**Problem**. Restate the full set of records exactly, word for word.
┌──
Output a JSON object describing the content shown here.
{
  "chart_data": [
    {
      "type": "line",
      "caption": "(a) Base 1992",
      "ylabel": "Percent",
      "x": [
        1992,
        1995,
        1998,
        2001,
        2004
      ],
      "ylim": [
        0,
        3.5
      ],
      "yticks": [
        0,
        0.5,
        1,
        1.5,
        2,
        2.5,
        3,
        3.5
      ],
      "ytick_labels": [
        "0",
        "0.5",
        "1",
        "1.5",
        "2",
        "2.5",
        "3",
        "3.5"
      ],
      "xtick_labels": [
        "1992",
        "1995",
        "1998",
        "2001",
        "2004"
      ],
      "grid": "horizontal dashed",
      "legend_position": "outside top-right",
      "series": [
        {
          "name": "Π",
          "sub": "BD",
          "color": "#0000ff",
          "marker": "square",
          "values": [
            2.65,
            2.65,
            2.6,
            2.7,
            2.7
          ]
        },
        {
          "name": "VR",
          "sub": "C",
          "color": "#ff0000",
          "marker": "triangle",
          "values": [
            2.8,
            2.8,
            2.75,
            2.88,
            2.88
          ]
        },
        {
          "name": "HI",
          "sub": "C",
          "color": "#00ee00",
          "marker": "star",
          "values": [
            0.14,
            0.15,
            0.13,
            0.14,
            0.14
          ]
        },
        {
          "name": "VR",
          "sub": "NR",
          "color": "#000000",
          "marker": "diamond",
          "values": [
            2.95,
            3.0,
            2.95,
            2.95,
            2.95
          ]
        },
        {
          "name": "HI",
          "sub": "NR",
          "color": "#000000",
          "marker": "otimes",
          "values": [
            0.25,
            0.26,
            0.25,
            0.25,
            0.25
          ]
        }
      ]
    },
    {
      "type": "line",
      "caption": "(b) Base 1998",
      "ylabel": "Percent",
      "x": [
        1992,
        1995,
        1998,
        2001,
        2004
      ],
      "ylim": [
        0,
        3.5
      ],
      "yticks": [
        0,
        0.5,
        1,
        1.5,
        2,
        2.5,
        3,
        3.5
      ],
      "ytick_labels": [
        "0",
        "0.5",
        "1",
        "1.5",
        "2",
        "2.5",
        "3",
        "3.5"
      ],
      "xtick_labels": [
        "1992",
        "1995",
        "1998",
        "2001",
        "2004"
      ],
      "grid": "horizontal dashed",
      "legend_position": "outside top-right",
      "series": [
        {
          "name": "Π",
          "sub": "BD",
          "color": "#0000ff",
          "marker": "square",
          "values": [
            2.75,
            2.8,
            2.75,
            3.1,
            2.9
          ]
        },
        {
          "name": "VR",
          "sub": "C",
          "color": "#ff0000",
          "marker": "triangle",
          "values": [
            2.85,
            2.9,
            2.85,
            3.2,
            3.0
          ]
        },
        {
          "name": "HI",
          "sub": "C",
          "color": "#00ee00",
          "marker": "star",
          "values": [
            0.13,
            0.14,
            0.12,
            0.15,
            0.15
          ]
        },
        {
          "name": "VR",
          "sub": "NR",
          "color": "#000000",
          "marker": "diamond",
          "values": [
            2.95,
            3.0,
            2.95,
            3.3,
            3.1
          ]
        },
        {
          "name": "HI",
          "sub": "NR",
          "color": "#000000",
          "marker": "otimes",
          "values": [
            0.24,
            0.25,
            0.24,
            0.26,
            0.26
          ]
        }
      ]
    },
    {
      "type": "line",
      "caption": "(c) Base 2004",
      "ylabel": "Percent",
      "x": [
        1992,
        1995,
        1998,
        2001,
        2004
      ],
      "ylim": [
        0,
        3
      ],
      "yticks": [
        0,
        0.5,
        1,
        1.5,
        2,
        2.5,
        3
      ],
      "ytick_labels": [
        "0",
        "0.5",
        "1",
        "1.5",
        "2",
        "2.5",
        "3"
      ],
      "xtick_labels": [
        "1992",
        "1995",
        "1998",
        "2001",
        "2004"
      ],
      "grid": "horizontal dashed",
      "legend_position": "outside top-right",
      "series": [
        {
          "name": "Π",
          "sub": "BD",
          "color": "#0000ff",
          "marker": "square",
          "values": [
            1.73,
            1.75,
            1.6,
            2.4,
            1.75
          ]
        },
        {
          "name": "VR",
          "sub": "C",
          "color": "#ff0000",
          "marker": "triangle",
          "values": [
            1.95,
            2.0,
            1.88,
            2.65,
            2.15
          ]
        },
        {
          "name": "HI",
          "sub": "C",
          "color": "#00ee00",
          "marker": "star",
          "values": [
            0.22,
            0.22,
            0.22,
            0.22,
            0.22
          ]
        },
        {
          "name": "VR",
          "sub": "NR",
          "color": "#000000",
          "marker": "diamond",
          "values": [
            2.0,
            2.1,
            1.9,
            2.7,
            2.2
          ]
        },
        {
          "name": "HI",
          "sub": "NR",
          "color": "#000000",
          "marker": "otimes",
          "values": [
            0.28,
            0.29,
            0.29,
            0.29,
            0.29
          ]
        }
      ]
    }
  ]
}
└──
**Result**.
Output a JSON object describing the content shown here.
{
  "chart_data": [
    {
      "type": "line",
      "caption": "(a) Base 1992",
      "ylabel": "Percent",
      "x": [
        1992,
        1995,
        1998,
        2001,
        2004
      ],
      "ylim": [
        0,
        3.5
      ],
      "yticks": [
        0,
        0.5,
        1,
        1.5,
        2,
        2.5,
        3,
        3.5
      ],
      "ytick_labels": [
        "0",
        "0.5",
        "1",
        "1.5",
        "2",
        "2.5",
        "3",
        "3.5"
      ],
      "xtick_labels": [
        "1992",
        "1995",
        "1998",
        "2001",
        "2004"
      ],
      "grid": "horizontal dashed",
      "legend_position": "outside top-right",
      "series": [
        {
          "name": "Π",
          "sub": "BD",
          "color": "#0000ff",
          "marker": "square",
          "values": [
            2.65,
            2.65,
            2.6,
            2.7,
            2.7
          ]
        },
        {
          "name": "VR",
          "sub": "C",
          "color": "#ff0000",
          "marker": "triangle",
          "values": [
            2.8,
            2.8,
            2.75,
            2.88,
            2.88
          ]
        },
        {
          "name": "HI",
          "sub": "C",
          "color": "#00ee00",
          "marker": "star",
          "values": [
            0.14,
            0.15,
            0.13,
            0.14,
            0.14
          ]
        },
        {
          "name": "VR",
          "sub": "NR",
          "color": "#000000",
          "marker": "diamond",
          "values": [
            2.95,
            3.0,
            2.95,
            2.95,
            2.95
          ]
        },
        {
          "name": "HI",
          "sub": "NR",
          "color": "#000000",
          "marker": "otimes",
          "values": [
            0.25,
            0.26,
            0.25,
            0.25,
            0.25
          ]
        }
      ]
    },
    {
      "type": "line",
      "caption": "(b) Base 1998",
      "ylabel": "Percent",
      "x": [
        1992,
        1995,
        1998,
        2001,
        2004
      ],
      "ylim": [
        0,
        3.5
      ],
      "yticks": [
        0,
        0.5,
        1,
        1.5,
        2,
        2.5,
        3,
        3.5
      ],
      "ytick_labels": [
        "0",
        "0.5",
        "1",
        "1.5",
        "2",
        "2.5",
        "3",
        "3.5"
      ],
      "xtick_labels": [
        "1992",
        "1995",
        "1998",
        "2001",
        "2004"
      ],
      "grid": "horizontal dashed",
      "legend_position": "outside top-right",
      "series": [
        {
          "name": "Π",
          "sub": "BD",
          "color": "#0000ff",
          "marker": "square",
          "values": [
            2.75,
            2.8,
            2.75,
            3.1,
            2.9
          ]
        },
        {
          "name": "VR",
          "sub": "C",
          "color": "#ff0000",
          "marker": "triangle",
          "values": [
            2.85,
            2.9,
            2.85,
            3.2,
            3.0
          ]
        },
        {
          "name": "HI",
          "sub": "C",
          "color": "#00ee00",
          "marker": "star",
          "values": [
            0.13,
            0.14,
            0.12,
            0.15,
            0.15
          ]
        },
        {
          "name": "VR",
          "sub": "NR",
          "color": "#000000",
          "marker": "diamond",
          "values": [
            2.95,
            3.0,
            2.95,
            3.3,
            3.1
          ]
        },
        {
          "name": "HI",
          "sub": "NR",
          "color": "#000000",
          "marker": "otimes",
          "values": [
            0.24,
            0.25,
            0.24,
            0.26,
            0.26
          ]
        }
      ]
    },
    {
      "type": "line",
      "caption": "(c) Base 2004",
      "ylabel": "Percent",
      "x": [
        1992,
        1995,
        1998,
        2001,
        2004
      ],
      "ylim": [
        0,
        3
      ],
      "yticks": [
        0,
        0.5,
        1,
        1.5,
        2,
        2.5,
        3
      ],
      "ytick_labels": [
        "0",
        "0.5",
        "1",
        "1.5",
        "2",
        "2.5",
        "3"
      ],
      "xtick_labels": [
        "1992",
        "1995",
        "1998",
        "2001",
        "2004"
      ],
      "grid": "horizontal dashed",
      "legend_position": "outside top-right",
      "series": [
        {
          "name": "Π",
          "sub": "BD",
          "color": "#0000ff",
          "marker": "square",
          "values": [
            1.73,
            1.75,
            1.6,
            2.4,
            1.75
          ]
        },
        {
          "name": "VR",
          "sub": "C",
          "color": "#ff0000",
          "marker": "triangle",
          "values": [
            1.95,
            2.0,
            1.88,
            2.65,
            2.15
          ]
        },
        {
          "name": "HI",
          "sub": "C",
          "color": "#00ee00",
          "marker": "star",
          "values": [
            0.22,
            0.22,
            0.22,
            0.22,
            0.22
          ]
        },
        {
          "name": "VR",
          "sub": "NR",
          "color": "#000000",
          "marker": "diamond",
          "values": [
            2.0,
            2.1,
            1.9,
            2.7,
            2.2
          ]
        },
        {
          "name": "HI",
          "sub": "NR",
          "color": "#000000",
          "marker": "otimes",
          "values": [
            0.28,
            0.29,
            0.29,
            0.29,
            0.29
          ]
        }
      ]
    }
  ]
}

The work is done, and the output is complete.